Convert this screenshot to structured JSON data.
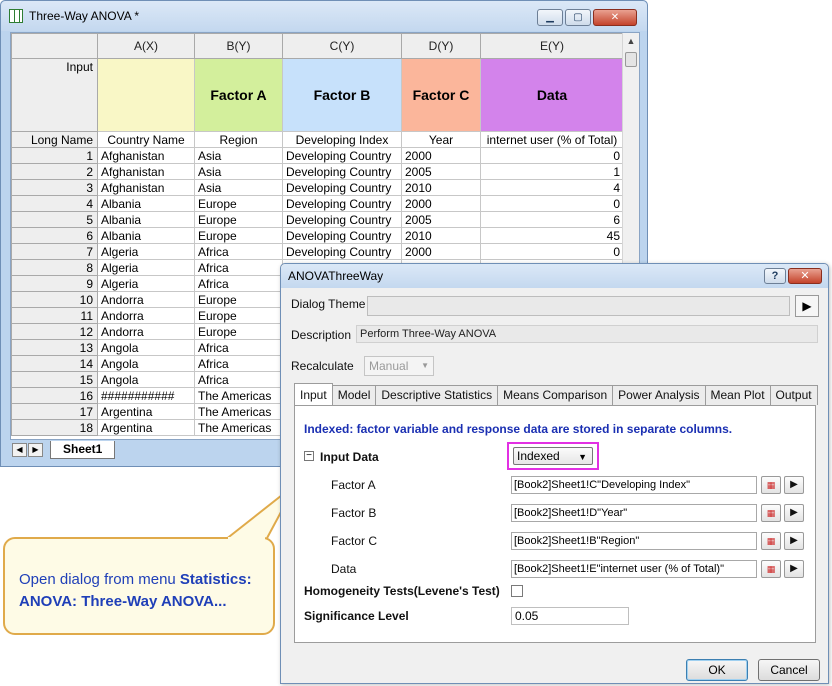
{
  "worksheet": {
    "title": "Three-Way ANOVA *",
    "window_buttons": {
      "minimize": "▁",
      "maximize": "▢",
      "close": "✕"
    },
    "column_headers": [
      "A(X)",
      "B(Y)",
      "C(Y)",
      "D(Y)",
      "E(Y)"
    ],
    "input_row": {
      "label": "Input",
      "cells": [
        "",
        "Factor A",
        "Factor B",
        "Factor C",
        "Data"
      ],
      "colors": [
        "#f9f7c6",
        "#d3ef9c",
        "#c7e1fb",
        "#fbb69b",
        "#d383eb"
      ]
    },
    "long_name_row": {
      "label": "Long Name",
      "cells": [
        "Country Name",
        "Region",
        "Developing Index",
        "Year",
        "internet user (% of Total)"
      ]
    },
    "rows": [
      [
        "1",
        "Afghanistan",
        "Asia",
        "Developing Country",
        "2000",
        "0"
      ],
      [
        "2",
        "Afghanistan",
        "Asia",
        "Developing Country",
        "2005",
        "1"
      ],
      [
        "3",
        "Afghanistan",
        "Asia",
        "Developing Country",
        "2010",
        "4"
      ],
      [
        "4",
        "Albania",
        "Europe",
        "Developing Country",
        "2000",
        "0"
      ],
      [
        "5",
        "Albania",
        "Europe",
        "Developing Country",
        "2005",
        "6"
      ],
      [
        "6",
        "Albania",
        "Europe",
        "Developing Country",
        "2010",
        "45"
      ],
      [
        "7",
        "Algeria",
        "Africa",
        "Developing Country",
        "2000",
        "0"
      ],
      [
        "8",
        "Algeria",
        "Africa",
        "",
        "",
        ""
      ],
      [
        "9",
        "Algeria",
        "Africa",
        "",
        "",
        ""
      ],
      [
        "10",
        "Andorra",
        "Europe",
        "",
        "",
        ""
      ],
      [
        "11",
        "Andorra",
        "Europe",
        "",
        "",
        ""
      ],
      [
        "12",
        "Andorra",
        "Europe",
        "",
        "",
        ""
      ],
      [
        "13",
        "Angola",
        "Africa",
        "",
        "",
        ""
      ],
      [
        "14",
        "Angola",
        "Africa",
        "",
        "",
        ""
      ],
      [
        "15",
        "Angola",
        "Africa",
        "",
        "",
        ""
      ],
      [
        "16",
        "###########",
        "The Americas",
        "",
        "",
        ""
      ],
      [
        "17",
        "Argentina",
        "The Americas",
        "",
        "",
        ""
      ],
      [
        "18",
        "Argentina",
        "The Americas",
        "",
        "",
        ""
      ]
    ],
    "sheet_tab": "Sheet1",
    "sheet_nav": [
      "◀",
      "▶"
    ]
  },
  "callout": {
    "prefix": "Open dialog from menu ",
    "bold1": "Statistics:",
    "bold2": "ANOVA: Three-Way ANOVA..."
  },
  "dialog": {
    "title": "ANOVAThreeWay",
    "help_label": "?",
    "close_label": "✕",
    "theme_label": "Dialog Theme",
    "theme_value": "",
    "theme_arrow": "▶",
    "description_label": "Description",
    "description_value": "Perform Three-Way ANOVA",
    "recalculate_label": "Recalculate",
    "recalculate_value": "Manual",
    "tabs": [
      "Input",
      "Model",
      "Descriptive Statistics",
      "Means Comparison",
      "Power Analysis",
      "Mean Plot",
      "Output"
    ],
    "active_tab": "Input",
    "info_line": "Indexed: factor variable and response data are stored in separate columns.",
    "input_data_label": "Input Data",
    "collapse_symbol": "−",
    "input_mode_value": "Indexed",
    "fields": [
      {
        "label": "Factor A",
        "value": "[Book2]Sheet1!C\"Developing Index\""
      },
      {
        "label": "Factor B",
        "value": "[Book2]Sheet1!D\"Year\""
      },
      {
        "label": "Factor C",
        "value": "[Book2]Sheet1!B\"Region\""
      },
      {
        "label": "Data",
        "value": "[Book2]Sheet1!E\"internet user (% of Total)\""
      }
    ],
    "homogeneity_label": "Homogeneity Tests(Levene's Test)",
    "homogeneity_checked": false,
    "significance_label": "Significance Level",
    "significance_value": "0.05",
    "ok_label": "OK",
    "cancel_label": "Cancel"
  }
}
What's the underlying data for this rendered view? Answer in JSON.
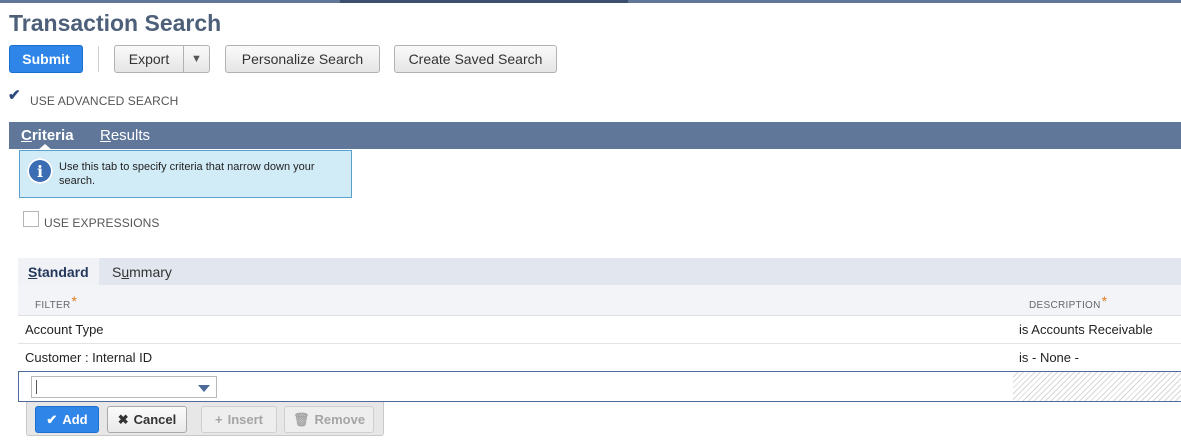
{
  "page": {
    "title": "Transaction Search"
  },
  "toolbar": {
    "submit_label": "Submit",
    "export_label": "Export",
    "export_caret": "▼",
    "personalize_label": "Personalize Search",
    "create_saved_label": "Create Saved Search"
  },
  "advanced_search": {
    "label": "USE ADVANCED SEARCH",
    "checked": true
  },
  "tabs": [
    {
      "accesskey": "C",
      "rest": "riteria",
      "active": true
    },
    {
      "accesskey": "R",
      "rest": "esults",
      "active": false
    }
  ],
  "info": {
    "text": "Use this tab to specify criteria that narrow down your search.",
    "icon": "info-icon"
  },
  "expressions": {
    "label": "USE EXPRESSIONS",
    "checked": false
  },
  "subtabs": [
    {
      "accesskey": "S",
      "rest": "tandard",
      "active": true
    },
    {
      "pre": "S",
      "accesskey": "u",
      "rest": "mmary",
      "active": false
    }
  ],
  "grid": {
    "columns": [
      {
        "label": "FILTER",
        "required_mark": "*"
      },
      {
        "label": "DESCRIPTION",
        "required_mark": "*"
      }
    ],
    "rows": [
      {
        "filter": "Account Type",
        "description": "is Accounts Receivable"
      },
      {
        "filter": "Customer : Internal ID",
        "description": "is - None -"
      }
    ]
  },
  "row_actions": {
    "add_label": "Add",
    "cancel_label": "Cancel",
    "insert_label": "Insert",
    "remove_label": "Remove"
  },
  "colors": {
    "accent": "#2f86e8",
    "tabbar": "#607799",
    "title": "#4d5f79",
    "info_bg": "#d2ecf7",
    "required": "#e27b1b"
  }
}
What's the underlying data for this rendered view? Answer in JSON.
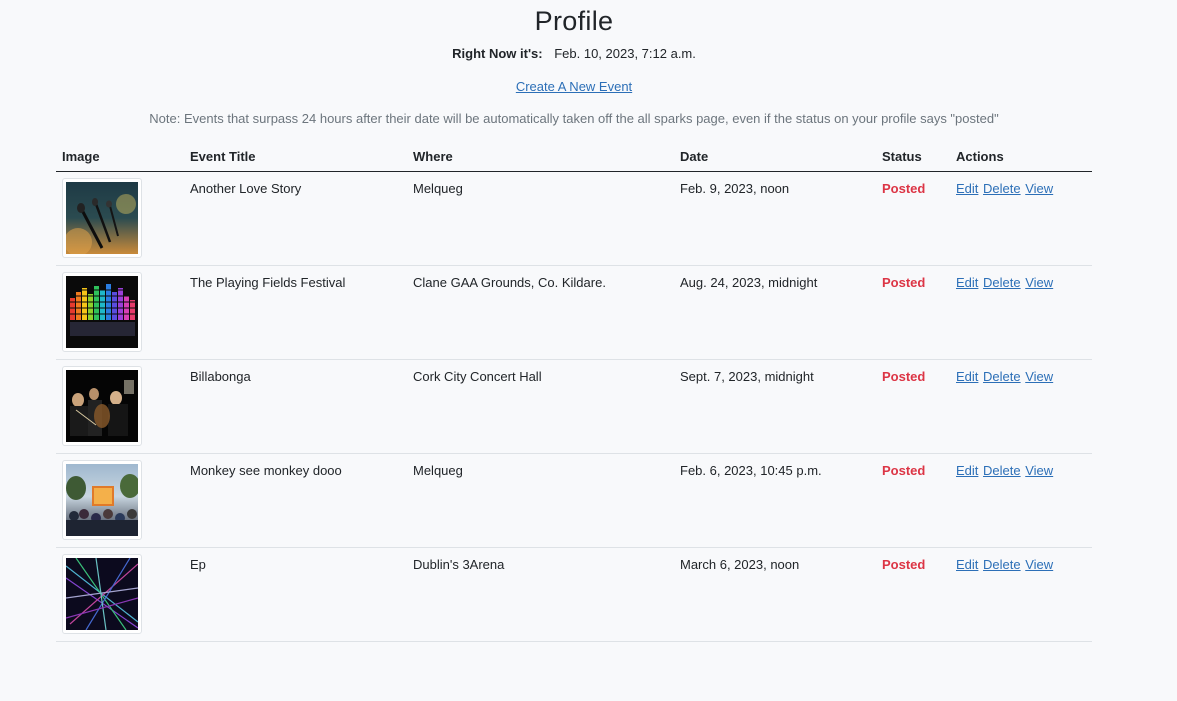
{
  "header": {
    "title": "Profile",
    "now_label": "Right Now it's:",
    "now_value": "Feb. 10, 2023, 7:12 a.m.",
    "create_link": "Create A New Event",
    "note": "Note: Events that surpass 24 hours after their date will be automatically taken off the all sparks page, even if the status on your profile says \"posted\""
  },
  "table": {
    "columns": [
      "Image",
      "Event Title",
      "Where",
      "Date",
      "Status",
      "Actions"
    ],
    "rows": [
      {
        "image": "microphones-stage-image",
        "title": "Another Love Story",
        "where": "Melqueg",
        "date": "Feb. 9, 2023, noon",
        "status": "Posted",
        "actions": [
          "Edit",
          "Delete",
          "View"
        ]
      },
      {
        "image": "rainbow-equalizer-image",
        "title": "The Playing Fields Festival",
        "where": "Clane GAA Grounds, Co. Kildare.",
        "date": "Aug. 24, 2023, midnight",
        "status": "Posted",
        "actions": [
          "Edit",
          "Delete",
          "View"
        ]
      },
      {
        "image": "orchestra-concert-image",
        "title": "Billabonga",
        "where": "Cork City Concert Hall",
        "date": "Sept. 7, 2023, midnight",
        "status": "Posted",
        "actions": [
          "Edit",
          "Delete",
          "View"
        ]
      },
      {
        "image": "outdoor-festival-crowd-image",
        "title": "Monkey see monkey dooo",
        "where": "Melqueg",
        "date": "Feb. 6, 2023, 10:45 p.m.",
        "status": "Posted",
        "actions": [
          "Edit",
          "Delete",
          "View"
        ]
      },
      {
        "image": "laser-lights-image",
        "title": "Ep",
        "where": "Dublin's 3Arena",
        "date": "March 6, 2023, noon",
        "status": "Posted",
        "actions": [
          "Edit",
          "Delete",
          "View"
        ]
      }
    ]
  },
  "colors": {
    "link": "#2c6fb7",
    "status_posted": "#dc3545",
    "background": "#f8f9fb"
  }
}
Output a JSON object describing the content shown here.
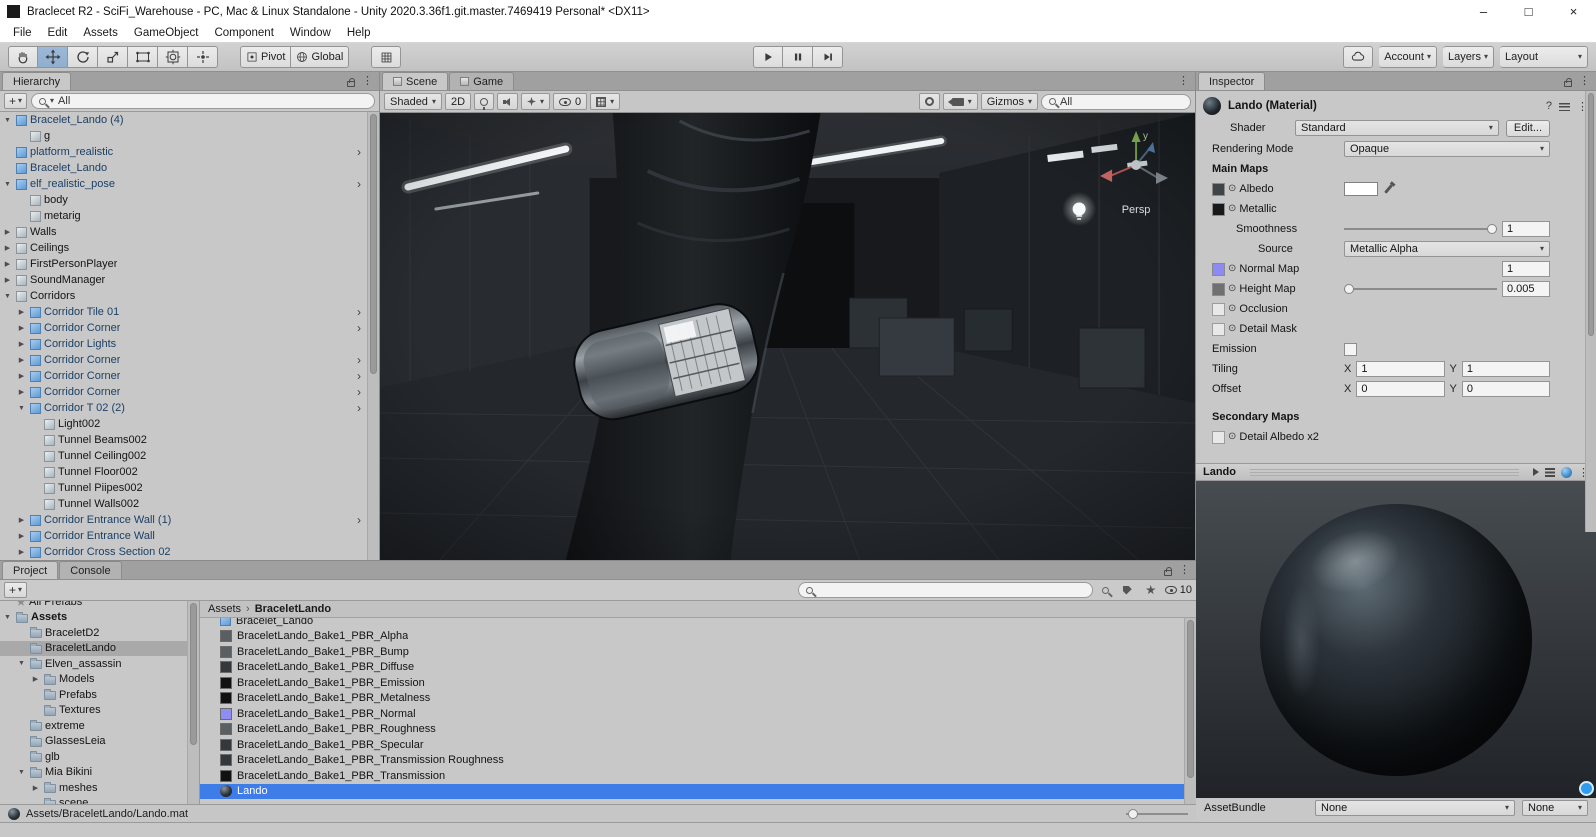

================================

| Prompt |
Check each line above for the word "Output", and copy the lines where it appears.

| Solution for this exercise |
      "Output"
Output a JSON object describing the content shown here.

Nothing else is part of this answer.